Dataset records
Begin

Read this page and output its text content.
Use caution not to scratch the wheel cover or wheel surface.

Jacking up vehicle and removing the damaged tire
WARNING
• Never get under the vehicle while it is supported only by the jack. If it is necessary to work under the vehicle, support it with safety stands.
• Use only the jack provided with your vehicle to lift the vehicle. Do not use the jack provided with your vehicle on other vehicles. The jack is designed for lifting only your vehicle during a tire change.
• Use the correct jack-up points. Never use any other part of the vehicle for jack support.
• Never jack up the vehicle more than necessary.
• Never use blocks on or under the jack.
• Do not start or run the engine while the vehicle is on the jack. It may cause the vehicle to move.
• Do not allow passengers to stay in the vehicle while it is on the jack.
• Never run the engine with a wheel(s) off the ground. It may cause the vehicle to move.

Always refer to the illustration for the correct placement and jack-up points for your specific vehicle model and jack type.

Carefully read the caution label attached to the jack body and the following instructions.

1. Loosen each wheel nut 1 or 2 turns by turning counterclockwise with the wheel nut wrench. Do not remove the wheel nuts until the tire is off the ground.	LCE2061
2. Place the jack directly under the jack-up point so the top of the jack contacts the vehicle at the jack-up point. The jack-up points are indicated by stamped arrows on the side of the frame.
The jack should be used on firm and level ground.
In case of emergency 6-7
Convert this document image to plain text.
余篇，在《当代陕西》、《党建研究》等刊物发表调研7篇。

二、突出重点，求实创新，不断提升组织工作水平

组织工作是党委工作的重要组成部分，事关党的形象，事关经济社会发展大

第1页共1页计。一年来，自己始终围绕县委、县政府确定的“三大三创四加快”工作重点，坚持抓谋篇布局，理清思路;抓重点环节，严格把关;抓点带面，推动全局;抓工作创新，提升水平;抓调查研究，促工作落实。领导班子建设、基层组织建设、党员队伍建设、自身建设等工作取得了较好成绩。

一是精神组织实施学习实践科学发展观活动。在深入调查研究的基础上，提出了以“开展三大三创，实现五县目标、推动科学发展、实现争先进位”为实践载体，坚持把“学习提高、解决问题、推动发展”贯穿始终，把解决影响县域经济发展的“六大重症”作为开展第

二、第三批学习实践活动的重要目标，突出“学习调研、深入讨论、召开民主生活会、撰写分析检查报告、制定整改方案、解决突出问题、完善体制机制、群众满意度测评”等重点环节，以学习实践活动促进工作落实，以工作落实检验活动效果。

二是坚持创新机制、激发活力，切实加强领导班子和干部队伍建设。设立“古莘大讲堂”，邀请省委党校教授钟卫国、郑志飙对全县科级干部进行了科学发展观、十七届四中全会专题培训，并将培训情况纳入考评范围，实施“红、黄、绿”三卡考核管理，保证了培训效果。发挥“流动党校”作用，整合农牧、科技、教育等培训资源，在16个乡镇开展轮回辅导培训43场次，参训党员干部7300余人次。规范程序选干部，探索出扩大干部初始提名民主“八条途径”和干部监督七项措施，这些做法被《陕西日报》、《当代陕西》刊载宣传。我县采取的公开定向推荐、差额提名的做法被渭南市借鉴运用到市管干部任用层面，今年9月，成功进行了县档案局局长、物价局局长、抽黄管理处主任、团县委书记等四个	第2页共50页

End

- CHALLENGE
Scan the entries above and work out how many lines include the word "tire"; the reply is that number alone.

- CORRECT RESULT
3